> ENTRIES:
§ §

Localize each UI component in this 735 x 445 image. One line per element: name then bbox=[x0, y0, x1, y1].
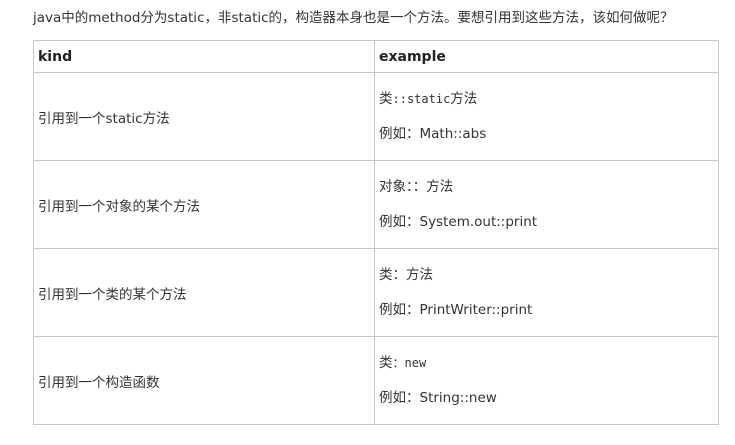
syntax-suffix: 方法 bbox=[426, 179, 454, 195]
header-kind: kind bbox=[33, 40, 375, 73]
method-reference-table: kind example 引用到一个static方法 类::static方法 例… bbox=[33, 40, 719, 425]
table-row: 引用到一个类的某个方法 类：方法 例如：PrintWriter::print bbox=[33, 248, 719, 337]
example-cell: 类::static方法 例如：Math::abs bbox=[374, 72, 719, 161]
syntax-suffix: 方法 bbox=[406, 267, 433, 283]
example-cell: 类：方法 例如：PrintWriter::print bbox=[374, 248, 719, 337]
example-text: 例如：PrintWriter::print bbox=[379, 302, 533, 318]
syntax-code: ：： bbox=[406, 179, 427, 195]
example-syntax: 类：new bbox=[379, 354, 714, 372]
example-cell: 对象：：方法 例如：System.out::print bbox=[374, 160, 719, 249]
table-row: 引用到一个static方法 类::static方法 例如：Math::abs bbox=[33, 72, 719, 161]
example-cell: 类：new 例如：String::new bbox=[374, 336, 719, 425]
example-text: 例如：Math::abs bbox=[379, 126, 487, 142]
table-row: 引用到一个对象的某个方法 对象：：方法 例如：System.out::print bbox=[33, 160, 719, 249]
intro-text: java中的method分为static，非static的，构造器本身也是一个方… bbox=[33, 10, 674, 26]
kind-cell: 引用到一个类的某个方法 bbox=[33, 248, 375, 337]
syntax-code: ：new bbox=[392, 356, 427, 370]
kind-cell: 引用到一个static方法 bbox=[33, 72, 375, 161]
syntax-prefix: 对象 bbox=[379, 179, 406, 195]
table-row: 引用到一个构造函数 类：new 例如：String::new bbox=[33, 336, 719, 425]
kind-cell: 引用到一个构造函数 bbox=[33, 336, 375, 425]
syntax-code: ： bbox=[392, 267, 407, 283]
example-syntax: 类::static方法 bbox=[379, 90, 714, 108]
example-syntax: 类：方法 bbox=[379, 266, 714, 284]
example-syntax: 对象：：方法 bbox=[379, 178, 714, 196]
header-example: example bbox=[374, 40, 719, 73]
syntax-suffix: 方法 bbox=[450, 91, 478, 107]
syntax-prefix: 类 bbox=[379, 91, 393, 107]
kind-cell: 引用到一个对象的某个方法 bbox=[33, 160, 375, 249]
example-text: 例如：String::new bbox=[379, 390, 497, 406]
example-text: 例如：System.out::print bbox=[379, 214, 538, 230]
table-header-row: kind example bbox=[33, 40, 719, 73]
syntax-code: ::static bbox=[392, 92, 451, 106]
syntax-prefix: 类 bbox=[379, 355, 393, 371]
syntax-prefix: 类 bbox=[379, 267, 393, 283]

§ §

> PROBLEM TO SOLVE: Copy the rows above word for word, leaving out the picture.

> EXERCISE SOLUTION:
Localize each UI component in this 735 x 445 image. One line per element: name then bbox=[x0, y0, x1, y1].
syntax-suffix: 方法 bbox=[426, 179, 454, 195]
header-kind: kind bbox=[33, 40, 375, 73]
method-reference-table: kind example 引用到一个static方法 类::static方法 例… bbox=[33, 40, 719, 425]
table-row: 引用到一个类的某个方法 类：方法 例如：PrintWriter::print bbox=[33, 248, 719, 337]
example-cell: 类::static方法 例如：Math::abs bbox=[374, 72, 719, 161]
syntax-suffix: 方法 bbox=[406, 267, 433, 283]
example-cell: 类：方法 例如：PrintWriter::print bbox=[374, 248, 719, 337]
example-text: 例如：PrintWriter::print bbox=[379, 302, 533, 318]
syntax-code: ：： bbox=[406, 179, 427, 195]
example-syntax: 类：new bbox=[379, 354, 714, 372]
example-cell: 对象：：方法 例如：System.out::print bbox=[374, 160, 719, 249]
table-row: 引用到一个static方法 类::static方法 例如：Math::abs bbox=[33, 72, 719, 161]
example-cell: 类：new 例如：String::new bbox=[374, 336, 719, 425]
example-text: 例如：Math::abs bbox=[379, 126, 487, 142]
table-row: 引用到一个对象的某个方法 对象：：方法 例如：System.out::print bbox=[33, 160, 719, 249]
intro-text: java中的method分为static，非static的，构造器本身也是一个方… bbox=[33, 10, 674, 26]
kind-cell: 引用到一个类的某个方法 bbox=[33, 248, 375, 337]
syntax-code: ：new bbox=[392, 356, 427, 370]
kind-cell: 引用到一个static方法 bbox=[33, 72, 375, 161]
syntax-prefix: 对象 bbox=[379, 179, 406, 195]
table-row: 引用到一个构造函数 类：new 例如：String::new bbox=[33, 336, 719, 425]
kind-cell: 引用到一个构造函数 bbox=[33, 336, 375, 425]
syntax-code: ： bbox=[392, 267, 407, 283]
example-syntax: 类::static方法 bbox=[379, 90, 714, 108]
example-syntax: 类：方法 bbox=[379, 266, 714, 284]
example-syntax: 对象：：方法 bbox=[379, 178, 714, 196]
header-example: example bbox=[374, 40, 719, 73]
syntax-suffix: 方法 bbox=[450, 91, 478, 107]
syntax-prefix: 类 bbox=[379, 91, 393, 107]
kind-cell: 引用到一个对象的某个方法 bbox=[33, 160, 375, 249]
example-text: 例如：String::new bbox=[379, 390, 497, 406]
example-text: 例如：System.out::print bbox=[379, 214, 538, 230]
table-header-row: kind example bbox=[33, 40, 719, 73]
syntax-code: ::static bbox=[392, 92, 451, 106]
syntax-prefix: 类 bbox=[379, 355, 393, 371]
syntax-prefix: 类 bbox=[379, 267, 393, 283]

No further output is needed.